Data excerpts:
_ _ _ _

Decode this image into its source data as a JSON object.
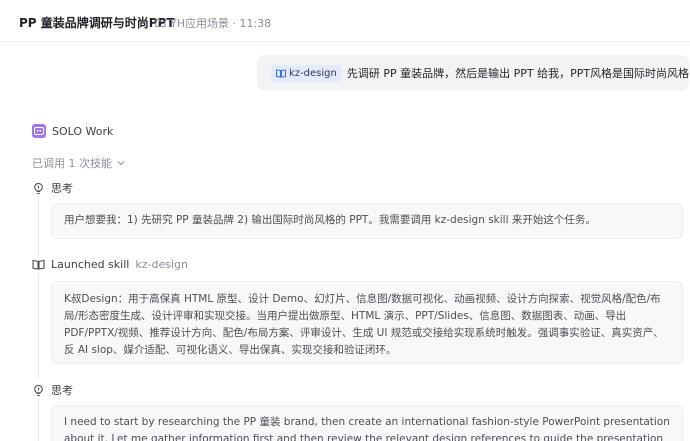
{
  "header": {
    "title": "PP 童装品牌调研与时尚PPT",
    "meta": "YH应用场景 · 11:38"
  },
  "user_message": {
    "skill_chip": "kz-design",
    "text": "先调研 PP 童装品牌，然后是输出 PPT 给我，PPT风格是国际时尚风格"
  },
  "agent": {
    "name": "SOLO Work",
    "skills_used": "已调用 1 次技能"
  },
  "steps": [
    {
      "label": "思考",
      "text": "用户想要我：1) 先研究 PP 童装品牌 2) 输出国际时尚风格的 PPT。我需要调用 kz-design skill 来开始这个任务。"
    },
    {
      "label": "Launched skill",
      "sub": "kz-design",
      "text": "K叔Design：用于高保真 HTML 原型、设计 Demo、幻灯片、信息图/数据可视化、动画视频、设计方向探索、视觉风格/配色/布局/形态密度生成、设计评审和实现交接。当用户提出做原型、HTML 演示、PPT/Slides、信息图、数据图表、动画、导出 PDF/PPTX/视频、推荐设计方向、配色/布局方案、评审设计、生成 UI 规范或交接给实现系统时触发。强调事实验证、真实资产、反 AI slop、媒介适配、可视化语义、导出保真、实现交接和验证闭环。"
    },
    {
      "label": "思考",
      "text": "I need to start by researching the PP 童装 brand, then create an international fashion-style PowerPoint presentation about it. Let me gather information first and then review the relevant design references to guide the presentation work."
    }
  ]
}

_ _ _ _

EXERCISE REQUIREMENTS:
From the listing above, copy out each line where the word "text" appears.

ANSWER FOR THIS EXERCISE:
    "text": "先调研 PP 童装品牌，然后是输出 PPT 给我，PPT风格是国际时尚风格"
      "text": "用户想要我：1) 先研究 PP 童装品牌 2) 输出国际时尚风格的 PPT。我需要调用 kz-design skill 来开始这个任务。"
      "text": "K叔Design：用于高保真 HTML 原型、设计 Demo、幻灯片、信息图/数据可视化、动画视频、设计方向探索、视觉风格/配色/布局/形态密度生成、设计评审和实现交接。当用户提出做原型、HTML 演示、PPT/Slides、信息图、数据图表、动画、导出 PDF/PPTX/视频、推荐设计方向、配色/布局方案、评审设计、生成 UI 规范或交接给实现系统时触发。强调事实验证、真实资产、反 AI slop、媒介适配、可视化语义、导出保真、实现交接和验证闭环。"
      "text": "I need to start by researching the PP 童装 brand, then create an international fashion-style PowerPoint presentation about it. Let me gather information first and then review the relevant design references to guide the presentation work."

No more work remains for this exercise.